WHAT IS BEING ASKED: Which lines contain the string "Development"? Please list every one of them.

PROVIDED MATERIAL:
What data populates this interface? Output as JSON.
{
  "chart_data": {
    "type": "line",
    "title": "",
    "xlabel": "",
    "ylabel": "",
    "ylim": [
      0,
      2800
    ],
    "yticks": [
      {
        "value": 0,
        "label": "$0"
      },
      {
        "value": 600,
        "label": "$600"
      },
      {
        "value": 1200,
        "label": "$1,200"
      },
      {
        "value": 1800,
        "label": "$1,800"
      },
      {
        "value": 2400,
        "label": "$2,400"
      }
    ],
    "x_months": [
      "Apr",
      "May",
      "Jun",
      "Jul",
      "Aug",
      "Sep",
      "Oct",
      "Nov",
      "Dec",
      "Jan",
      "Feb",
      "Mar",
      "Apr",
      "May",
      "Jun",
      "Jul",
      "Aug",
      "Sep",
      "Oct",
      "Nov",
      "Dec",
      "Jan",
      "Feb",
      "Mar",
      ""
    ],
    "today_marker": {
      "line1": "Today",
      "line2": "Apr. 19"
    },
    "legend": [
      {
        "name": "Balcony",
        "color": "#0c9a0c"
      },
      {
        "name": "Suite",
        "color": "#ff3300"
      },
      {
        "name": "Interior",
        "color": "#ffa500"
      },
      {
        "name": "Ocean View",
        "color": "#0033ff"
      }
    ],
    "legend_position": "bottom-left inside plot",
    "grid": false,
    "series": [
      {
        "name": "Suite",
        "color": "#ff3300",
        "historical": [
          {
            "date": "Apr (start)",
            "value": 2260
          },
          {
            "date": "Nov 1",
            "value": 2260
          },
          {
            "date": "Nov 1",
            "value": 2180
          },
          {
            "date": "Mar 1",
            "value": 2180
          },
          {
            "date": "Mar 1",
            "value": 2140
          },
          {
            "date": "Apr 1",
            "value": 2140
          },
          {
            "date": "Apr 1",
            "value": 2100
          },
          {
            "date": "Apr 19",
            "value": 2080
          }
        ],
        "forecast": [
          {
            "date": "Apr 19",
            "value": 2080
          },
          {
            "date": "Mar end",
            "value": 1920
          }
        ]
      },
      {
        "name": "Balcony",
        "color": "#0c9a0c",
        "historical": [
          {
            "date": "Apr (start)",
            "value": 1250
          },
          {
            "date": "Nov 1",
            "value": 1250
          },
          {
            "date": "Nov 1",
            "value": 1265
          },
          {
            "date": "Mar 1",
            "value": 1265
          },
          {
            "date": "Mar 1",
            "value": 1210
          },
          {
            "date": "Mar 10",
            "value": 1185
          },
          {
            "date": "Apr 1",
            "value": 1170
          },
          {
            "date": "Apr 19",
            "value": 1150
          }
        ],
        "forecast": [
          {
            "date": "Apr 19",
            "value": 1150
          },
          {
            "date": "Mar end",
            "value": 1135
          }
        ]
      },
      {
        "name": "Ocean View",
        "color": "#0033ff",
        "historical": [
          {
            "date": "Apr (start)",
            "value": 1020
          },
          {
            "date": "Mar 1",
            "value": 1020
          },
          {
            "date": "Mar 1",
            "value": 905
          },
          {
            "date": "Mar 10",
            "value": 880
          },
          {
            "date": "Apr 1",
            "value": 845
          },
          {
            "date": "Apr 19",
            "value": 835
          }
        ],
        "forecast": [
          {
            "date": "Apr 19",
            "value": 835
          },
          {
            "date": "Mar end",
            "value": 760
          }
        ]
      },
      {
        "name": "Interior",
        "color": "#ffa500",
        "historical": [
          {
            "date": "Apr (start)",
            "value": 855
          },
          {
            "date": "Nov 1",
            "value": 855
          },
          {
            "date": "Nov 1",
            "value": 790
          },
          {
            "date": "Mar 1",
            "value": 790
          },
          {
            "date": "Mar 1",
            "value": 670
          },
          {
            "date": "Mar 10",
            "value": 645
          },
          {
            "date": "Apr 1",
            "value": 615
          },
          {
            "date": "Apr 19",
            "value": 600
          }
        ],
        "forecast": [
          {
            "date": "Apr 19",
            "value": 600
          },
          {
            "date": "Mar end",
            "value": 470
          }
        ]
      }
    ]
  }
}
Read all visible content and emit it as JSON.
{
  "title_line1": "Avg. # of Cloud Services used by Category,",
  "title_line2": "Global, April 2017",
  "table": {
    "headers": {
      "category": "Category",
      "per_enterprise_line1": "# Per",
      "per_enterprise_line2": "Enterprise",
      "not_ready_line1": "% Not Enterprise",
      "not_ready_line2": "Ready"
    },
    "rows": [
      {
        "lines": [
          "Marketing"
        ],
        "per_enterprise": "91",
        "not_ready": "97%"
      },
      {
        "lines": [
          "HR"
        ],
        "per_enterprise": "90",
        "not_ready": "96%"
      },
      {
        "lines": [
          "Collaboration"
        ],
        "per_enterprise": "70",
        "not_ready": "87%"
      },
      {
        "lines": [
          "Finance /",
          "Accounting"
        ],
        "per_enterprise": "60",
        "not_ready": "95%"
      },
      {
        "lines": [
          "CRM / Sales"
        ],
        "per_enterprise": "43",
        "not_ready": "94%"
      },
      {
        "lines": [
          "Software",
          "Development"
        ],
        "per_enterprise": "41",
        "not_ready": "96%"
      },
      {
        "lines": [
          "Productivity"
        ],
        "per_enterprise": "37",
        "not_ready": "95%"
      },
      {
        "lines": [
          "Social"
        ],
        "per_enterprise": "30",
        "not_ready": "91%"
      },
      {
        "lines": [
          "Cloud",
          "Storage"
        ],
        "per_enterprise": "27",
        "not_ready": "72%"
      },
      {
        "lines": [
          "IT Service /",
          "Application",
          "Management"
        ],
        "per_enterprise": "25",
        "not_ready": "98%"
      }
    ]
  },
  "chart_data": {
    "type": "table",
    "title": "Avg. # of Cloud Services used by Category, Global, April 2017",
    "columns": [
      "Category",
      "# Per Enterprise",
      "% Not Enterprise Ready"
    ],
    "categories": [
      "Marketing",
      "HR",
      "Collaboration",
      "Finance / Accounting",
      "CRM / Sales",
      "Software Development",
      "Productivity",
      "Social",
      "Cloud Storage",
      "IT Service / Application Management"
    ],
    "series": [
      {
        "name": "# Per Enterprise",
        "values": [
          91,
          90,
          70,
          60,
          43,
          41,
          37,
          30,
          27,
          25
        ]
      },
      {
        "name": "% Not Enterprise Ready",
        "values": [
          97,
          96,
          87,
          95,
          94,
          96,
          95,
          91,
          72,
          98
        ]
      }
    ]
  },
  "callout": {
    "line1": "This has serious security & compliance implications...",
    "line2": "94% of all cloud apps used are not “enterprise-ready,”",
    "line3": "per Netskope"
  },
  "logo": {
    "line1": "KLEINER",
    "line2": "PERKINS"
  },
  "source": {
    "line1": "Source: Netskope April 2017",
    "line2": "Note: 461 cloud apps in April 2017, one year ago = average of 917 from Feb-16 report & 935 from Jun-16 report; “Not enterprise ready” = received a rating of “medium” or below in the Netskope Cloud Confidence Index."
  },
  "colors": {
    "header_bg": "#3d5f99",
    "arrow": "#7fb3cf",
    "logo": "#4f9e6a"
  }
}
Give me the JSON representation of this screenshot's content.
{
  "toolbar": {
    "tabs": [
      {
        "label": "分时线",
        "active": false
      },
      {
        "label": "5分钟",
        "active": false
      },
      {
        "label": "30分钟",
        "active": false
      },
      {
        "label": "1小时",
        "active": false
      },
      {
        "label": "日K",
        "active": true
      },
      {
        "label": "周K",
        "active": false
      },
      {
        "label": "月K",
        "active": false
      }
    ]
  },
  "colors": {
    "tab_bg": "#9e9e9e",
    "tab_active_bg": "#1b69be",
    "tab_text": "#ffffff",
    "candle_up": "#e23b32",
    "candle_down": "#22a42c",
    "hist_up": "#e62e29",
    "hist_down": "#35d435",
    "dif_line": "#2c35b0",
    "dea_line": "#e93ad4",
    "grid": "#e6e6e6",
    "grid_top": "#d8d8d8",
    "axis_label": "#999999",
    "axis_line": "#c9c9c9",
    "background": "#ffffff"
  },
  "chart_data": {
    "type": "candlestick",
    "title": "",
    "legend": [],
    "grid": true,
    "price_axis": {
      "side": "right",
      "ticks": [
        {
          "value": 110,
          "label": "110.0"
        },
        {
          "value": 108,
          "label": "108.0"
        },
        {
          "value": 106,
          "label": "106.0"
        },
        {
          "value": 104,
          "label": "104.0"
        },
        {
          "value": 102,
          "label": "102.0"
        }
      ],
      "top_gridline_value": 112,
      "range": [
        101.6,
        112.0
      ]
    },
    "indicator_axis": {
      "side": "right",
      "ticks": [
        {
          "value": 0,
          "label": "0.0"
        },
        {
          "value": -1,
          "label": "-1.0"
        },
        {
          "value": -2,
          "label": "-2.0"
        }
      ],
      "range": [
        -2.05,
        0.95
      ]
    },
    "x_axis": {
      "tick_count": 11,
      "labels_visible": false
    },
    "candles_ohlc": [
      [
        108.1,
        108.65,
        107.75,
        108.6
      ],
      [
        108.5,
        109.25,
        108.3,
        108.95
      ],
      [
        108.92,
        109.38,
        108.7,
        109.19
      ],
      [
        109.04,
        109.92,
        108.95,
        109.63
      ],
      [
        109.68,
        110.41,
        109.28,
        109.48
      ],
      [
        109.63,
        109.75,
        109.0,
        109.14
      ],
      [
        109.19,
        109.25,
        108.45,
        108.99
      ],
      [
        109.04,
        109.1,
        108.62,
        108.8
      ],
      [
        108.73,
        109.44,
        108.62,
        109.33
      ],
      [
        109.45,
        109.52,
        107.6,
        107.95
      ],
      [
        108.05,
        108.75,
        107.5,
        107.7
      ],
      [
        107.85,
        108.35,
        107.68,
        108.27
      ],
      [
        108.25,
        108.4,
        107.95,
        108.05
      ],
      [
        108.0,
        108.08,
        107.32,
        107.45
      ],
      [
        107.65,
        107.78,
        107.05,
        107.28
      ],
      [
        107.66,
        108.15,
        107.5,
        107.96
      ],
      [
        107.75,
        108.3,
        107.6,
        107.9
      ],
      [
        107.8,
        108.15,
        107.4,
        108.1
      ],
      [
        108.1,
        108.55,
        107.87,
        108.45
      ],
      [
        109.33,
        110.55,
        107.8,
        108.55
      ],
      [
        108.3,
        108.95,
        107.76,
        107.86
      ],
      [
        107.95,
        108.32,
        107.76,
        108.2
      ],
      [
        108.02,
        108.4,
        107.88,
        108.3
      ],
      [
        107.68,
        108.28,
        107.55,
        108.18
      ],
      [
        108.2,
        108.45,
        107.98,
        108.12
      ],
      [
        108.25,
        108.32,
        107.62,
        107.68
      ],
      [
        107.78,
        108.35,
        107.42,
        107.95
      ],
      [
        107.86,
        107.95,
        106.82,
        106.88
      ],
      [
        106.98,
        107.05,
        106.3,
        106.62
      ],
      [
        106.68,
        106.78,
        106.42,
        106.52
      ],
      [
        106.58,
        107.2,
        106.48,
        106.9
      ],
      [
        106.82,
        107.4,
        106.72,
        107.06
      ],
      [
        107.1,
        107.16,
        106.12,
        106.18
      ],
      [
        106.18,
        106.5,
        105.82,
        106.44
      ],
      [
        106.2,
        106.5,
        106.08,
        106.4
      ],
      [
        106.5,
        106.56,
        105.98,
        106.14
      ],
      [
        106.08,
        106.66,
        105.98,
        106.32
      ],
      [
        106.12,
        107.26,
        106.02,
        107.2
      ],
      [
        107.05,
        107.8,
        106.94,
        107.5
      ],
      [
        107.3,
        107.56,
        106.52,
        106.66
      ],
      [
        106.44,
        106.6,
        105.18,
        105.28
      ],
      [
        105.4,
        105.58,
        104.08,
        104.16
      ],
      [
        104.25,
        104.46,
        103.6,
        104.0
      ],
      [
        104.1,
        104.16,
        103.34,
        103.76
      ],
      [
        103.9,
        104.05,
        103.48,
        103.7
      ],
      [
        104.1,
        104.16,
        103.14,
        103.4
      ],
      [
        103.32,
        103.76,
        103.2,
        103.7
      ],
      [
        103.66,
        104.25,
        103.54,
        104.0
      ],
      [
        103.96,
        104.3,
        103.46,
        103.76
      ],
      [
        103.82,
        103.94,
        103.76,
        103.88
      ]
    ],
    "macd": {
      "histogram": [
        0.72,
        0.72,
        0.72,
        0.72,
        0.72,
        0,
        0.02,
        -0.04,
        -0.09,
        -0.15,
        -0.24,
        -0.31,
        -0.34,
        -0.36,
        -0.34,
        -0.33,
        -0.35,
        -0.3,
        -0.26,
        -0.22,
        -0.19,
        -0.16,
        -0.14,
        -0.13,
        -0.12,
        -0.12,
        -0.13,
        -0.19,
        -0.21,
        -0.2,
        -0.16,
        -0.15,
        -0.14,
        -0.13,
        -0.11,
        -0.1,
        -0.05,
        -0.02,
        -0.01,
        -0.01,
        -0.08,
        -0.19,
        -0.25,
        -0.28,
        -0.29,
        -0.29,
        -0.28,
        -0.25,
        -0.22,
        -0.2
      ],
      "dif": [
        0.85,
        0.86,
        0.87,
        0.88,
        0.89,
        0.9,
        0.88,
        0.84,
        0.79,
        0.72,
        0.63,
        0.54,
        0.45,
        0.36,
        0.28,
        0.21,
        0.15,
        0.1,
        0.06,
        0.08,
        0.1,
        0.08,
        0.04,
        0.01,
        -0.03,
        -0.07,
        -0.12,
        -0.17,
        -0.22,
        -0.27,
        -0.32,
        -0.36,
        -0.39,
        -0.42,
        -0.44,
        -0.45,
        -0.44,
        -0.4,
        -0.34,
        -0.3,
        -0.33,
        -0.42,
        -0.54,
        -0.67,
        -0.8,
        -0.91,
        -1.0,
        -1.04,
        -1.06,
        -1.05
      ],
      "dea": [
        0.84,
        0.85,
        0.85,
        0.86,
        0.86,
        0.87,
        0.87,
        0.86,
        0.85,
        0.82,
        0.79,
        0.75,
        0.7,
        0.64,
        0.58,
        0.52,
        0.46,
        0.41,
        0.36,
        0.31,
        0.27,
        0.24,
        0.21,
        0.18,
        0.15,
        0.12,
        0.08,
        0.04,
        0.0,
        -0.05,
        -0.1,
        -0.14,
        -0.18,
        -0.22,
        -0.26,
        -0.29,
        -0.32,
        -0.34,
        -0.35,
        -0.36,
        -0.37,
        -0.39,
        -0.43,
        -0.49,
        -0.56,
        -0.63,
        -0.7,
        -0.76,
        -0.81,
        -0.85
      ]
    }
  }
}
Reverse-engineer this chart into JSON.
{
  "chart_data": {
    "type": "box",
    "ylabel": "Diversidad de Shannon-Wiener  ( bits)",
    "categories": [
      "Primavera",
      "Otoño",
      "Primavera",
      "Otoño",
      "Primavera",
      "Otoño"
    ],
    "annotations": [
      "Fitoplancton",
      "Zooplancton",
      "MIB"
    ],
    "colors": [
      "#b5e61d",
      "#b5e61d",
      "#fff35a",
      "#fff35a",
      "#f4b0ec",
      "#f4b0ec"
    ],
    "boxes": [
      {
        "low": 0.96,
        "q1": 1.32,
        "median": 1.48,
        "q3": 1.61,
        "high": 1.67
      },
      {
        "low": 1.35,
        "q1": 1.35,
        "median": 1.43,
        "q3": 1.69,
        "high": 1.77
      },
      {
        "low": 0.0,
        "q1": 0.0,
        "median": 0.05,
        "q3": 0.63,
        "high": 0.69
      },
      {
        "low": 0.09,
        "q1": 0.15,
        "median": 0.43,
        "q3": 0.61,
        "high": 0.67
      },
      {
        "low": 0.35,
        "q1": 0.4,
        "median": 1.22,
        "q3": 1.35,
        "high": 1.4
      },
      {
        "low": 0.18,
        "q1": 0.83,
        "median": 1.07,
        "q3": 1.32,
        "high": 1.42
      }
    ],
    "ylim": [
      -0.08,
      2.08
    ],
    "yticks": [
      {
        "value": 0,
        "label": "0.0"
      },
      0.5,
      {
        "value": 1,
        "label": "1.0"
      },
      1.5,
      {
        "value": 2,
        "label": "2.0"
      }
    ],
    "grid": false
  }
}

EXERCISE OUTPUT:
          "Development"
      "Software Development",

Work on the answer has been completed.